Reproduce verbatim the stretch of the data from its first line through the line containing "ingredients-line (378, 285, 965, 313)", including both ends.
******************************
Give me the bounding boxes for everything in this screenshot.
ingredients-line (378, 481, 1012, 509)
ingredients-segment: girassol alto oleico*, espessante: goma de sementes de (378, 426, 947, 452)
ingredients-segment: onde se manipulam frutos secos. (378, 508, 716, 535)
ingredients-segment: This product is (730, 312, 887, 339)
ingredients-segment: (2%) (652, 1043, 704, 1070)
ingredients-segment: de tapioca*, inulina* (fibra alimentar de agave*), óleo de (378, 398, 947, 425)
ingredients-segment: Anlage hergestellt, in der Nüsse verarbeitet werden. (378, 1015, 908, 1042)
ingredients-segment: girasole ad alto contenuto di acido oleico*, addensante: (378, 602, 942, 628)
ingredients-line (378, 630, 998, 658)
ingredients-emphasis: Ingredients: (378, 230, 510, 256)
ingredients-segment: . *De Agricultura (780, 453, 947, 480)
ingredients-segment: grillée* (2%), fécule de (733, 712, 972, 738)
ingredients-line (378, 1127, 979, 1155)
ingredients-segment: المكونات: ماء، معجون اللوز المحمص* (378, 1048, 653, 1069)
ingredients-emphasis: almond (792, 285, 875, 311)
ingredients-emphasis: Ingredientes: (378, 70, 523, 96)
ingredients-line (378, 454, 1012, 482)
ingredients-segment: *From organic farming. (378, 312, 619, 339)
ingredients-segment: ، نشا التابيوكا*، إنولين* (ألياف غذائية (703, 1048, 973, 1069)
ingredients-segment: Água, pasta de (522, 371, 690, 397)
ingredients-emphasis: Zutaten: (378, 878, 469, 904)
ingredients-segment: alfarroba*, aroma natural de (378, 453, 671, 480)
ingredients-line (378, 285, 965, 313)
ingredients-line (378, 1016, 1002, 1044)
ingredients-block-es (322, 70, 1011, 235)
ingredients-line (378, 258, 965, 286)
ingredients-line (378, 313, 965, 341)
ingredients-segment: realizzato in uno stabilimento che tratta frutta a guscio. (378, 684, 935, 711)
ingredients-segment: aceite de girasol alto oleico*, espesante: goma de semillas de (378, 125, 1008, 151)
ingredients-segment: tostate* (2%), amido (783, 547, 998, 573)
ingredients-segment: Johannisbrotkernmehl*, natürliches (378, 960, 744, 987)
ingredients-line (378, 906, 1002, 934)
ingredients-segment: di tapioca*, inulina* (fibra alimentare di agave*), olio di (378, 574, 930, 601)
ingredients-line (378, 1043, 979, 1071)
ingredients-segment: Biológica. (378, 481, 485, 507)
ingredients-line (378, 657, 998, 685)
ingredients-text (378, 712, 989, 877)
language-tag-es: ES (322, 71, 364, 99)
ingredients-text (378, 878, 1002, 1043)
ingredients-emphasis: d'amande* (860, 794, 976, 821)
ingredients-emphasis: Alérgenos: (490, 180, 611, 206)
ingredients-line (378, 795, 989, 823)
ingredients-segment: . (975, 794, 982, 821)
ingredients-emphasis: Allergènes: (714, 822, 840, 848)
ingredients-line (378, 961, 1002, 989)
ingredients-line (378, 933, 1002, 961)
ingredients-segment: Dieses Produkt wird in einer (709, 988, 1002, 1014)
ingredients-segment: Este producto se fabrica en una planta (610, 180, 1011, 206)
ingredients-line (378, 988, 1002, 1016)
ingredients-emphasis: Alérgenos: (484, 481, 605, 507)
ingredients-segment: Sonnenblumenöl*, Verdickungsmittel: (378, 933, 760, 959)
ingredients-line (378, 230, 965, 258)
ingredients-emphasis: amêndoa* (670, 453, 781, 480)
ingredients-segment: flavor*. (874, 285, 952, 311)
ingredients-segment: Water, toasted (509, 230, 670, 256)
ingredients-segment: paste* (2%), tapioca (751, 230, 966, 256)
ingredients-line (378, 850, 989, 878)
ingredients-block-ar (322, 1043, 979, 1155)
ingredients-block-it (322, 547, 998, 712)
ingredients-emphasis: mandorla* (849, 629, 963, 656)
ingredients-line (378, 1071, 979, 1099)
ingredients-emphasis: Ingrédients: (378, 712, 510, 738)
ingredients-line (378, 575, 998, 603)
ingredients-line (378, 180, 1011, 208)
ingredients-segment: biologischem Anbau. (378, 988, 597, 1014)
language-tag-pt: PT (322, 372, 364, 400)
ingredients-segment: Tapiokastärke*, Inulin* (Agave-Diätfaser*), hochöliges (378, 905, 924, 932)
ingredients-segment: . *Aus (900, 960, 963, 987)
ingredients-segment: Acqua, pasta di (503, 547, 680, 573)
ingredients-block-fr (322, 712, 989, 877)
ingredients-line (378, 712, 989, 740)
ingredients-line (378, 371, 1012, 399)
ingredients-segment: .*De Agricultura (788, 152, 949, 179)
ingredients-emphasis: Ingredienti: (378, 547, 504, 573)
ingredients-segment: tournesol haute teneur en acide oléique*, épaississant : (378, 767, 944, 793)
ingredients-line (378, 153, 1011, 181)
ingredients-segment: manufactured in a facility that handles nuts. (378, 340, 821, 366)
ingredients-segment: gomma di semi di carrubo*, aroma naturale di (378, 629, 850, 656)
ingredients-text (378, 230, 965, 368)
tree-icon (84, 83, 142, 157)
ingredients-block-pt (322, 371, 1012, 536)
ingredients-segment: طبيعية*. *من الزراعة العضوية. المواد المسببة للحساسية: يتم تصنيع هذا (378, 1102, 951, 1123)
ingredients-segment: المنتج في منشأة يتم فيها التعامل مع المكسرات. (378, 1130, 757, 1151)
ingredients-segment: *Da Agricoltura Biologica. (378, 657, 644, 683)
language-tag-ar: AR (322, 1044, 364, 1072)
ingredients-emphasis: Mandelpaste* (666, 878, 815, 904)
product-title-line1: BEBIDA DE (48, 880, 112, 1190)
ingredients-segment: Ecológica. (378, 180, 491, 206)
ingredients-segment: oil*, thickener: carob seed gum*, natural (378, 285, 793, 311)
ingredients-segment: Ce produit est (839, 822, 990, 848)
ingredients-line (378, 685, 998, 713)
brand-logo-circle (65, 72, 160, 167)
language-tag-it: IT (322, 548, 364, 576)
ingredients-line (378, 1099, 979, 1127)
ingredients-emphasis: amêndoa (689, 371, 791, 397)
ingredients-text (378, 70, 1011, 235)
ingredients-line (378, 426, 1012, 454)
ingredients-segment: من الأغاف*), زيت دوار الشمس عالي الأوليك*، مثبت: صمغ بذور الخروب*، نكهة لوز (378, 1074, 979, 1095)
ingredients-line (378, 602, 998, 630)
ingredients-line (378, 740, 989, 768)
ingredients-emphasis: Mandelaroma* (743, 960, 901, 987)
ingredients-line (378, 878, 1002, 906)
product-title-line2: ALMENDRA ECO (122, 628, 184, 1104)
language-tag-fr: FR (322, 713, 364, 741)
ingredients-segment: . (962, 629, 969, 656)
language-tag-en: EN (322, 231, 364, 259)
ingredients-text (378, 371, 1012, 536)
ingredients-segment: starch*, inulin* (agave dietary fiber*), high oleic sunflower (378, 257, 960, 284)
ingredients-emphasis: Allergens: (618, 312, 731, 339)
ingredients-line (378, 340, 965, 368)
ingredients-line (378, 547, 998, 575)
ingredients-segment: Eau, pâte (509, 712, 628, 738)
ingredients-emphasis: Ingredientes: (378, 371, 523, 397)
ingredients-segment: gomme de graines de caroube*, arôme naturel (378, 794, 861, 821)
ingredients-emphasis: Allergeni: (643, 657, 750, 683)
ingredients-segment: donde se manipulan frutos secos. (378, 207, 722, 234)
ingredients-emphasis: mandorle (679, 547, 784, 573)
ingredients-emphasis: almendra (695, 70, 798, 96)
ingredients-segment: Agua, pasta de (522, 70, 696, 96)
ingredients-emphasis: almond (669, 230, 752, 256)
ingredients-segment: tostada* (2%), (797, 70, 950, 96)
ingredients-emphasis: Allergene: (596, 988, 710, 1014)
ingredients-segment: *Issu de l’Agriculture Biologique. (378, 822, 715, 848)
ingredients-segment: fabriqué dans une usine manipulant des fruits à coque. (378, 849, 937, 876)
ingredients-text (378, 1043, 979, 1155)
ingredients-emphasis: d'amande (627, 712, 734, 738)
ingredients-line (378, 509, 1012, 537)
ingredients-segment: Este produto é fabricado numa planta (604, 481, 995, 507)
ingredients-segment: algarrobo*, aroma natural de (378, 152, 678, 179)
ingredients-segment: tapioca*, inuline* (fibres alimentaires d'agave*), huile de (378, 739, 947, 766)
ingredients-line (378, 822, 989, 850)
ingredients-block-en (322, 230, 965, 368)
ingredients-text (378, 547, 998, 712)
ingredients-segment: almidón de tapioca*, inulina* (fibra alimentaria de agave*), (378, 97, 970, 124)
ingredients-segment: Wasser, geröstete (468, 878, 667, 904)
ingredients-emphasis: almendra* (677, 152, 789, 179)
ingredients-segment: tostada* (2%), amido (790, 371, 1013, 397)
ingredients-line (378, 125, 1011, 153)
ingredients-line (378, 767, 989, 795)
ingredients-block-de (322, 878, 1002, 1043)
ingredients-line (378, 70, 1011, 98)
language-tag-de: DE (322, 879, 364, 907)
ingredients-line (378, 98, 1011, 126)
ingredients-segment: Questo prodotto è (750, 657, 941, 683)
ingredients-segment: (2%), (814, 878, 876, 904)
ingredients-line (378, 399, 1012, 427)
******************************
OUTPUT FOR THIS TASK:
Give me the bounding boxes for everything in this screenshot.
ingredients-line (378, 481, 1012, 509)
ingredients-segment: girassol alto oleico*, espessante: goma de sementes de (378, 426, 947, 452)
ingredients-segment: onde se manipulam frutos secos. (378, 508, 716, 535)
ingredients-segment: This product is (730, 312, 887, 339)
ingredients-segment: (2%) (652, 1043, 704, 1070)
ingredients-segment: de tapioca*, inulina* (fibra alimentar de agave*), óleo de (378, 398, 947, 425)
ingredients-segment: Anlage hergestellt, in der Nüsse verarbeitet werden. (378, 1015, 908, 1042)
ingredients-segment: girasole ad alto contenuto di acido oleico*, addensante: (378, 602, 942, 628)
ingredients-line (378, 630, 998, 658)
ingredients-emphasis: Ingredients: (378, 230, 510, 256)
ingredients-segment: . *De Agricultura (780, 453, 947, 480)
ingredients-segment: grillée* (2%), fécule de (733, 712, 972, 738)
ingredients-line (378, 1127, 979, 1155)
ingredients-segment: المكونات: ماء، معجون اللوز المحمص* (378, 1048, 653, 1069)
ingredients-emphasis: almond (792, 285, 875, 311)
ingredients-emphasis: Ingredientes: (378, 70, 523, 96)
ingredients-line (378, 454, 1012, 482)
ingredients-segment: *From organic farming. (378, 312, 619, 339)
ingredients-segment: ، نشا التابيوكا*، إنولين* (ألياف غذائية (703, 1048, 973, 1069)
ingredients-segment: Água, pasta de (522, 371, 690, 397)
ingredients-emphasis: Zutaten: (378, 878, 469, 904)
ingredients-segment: alfarroba*, aroma natural de (378, 453, 671, 480)
ingredients-line (378, 285, 965, 313)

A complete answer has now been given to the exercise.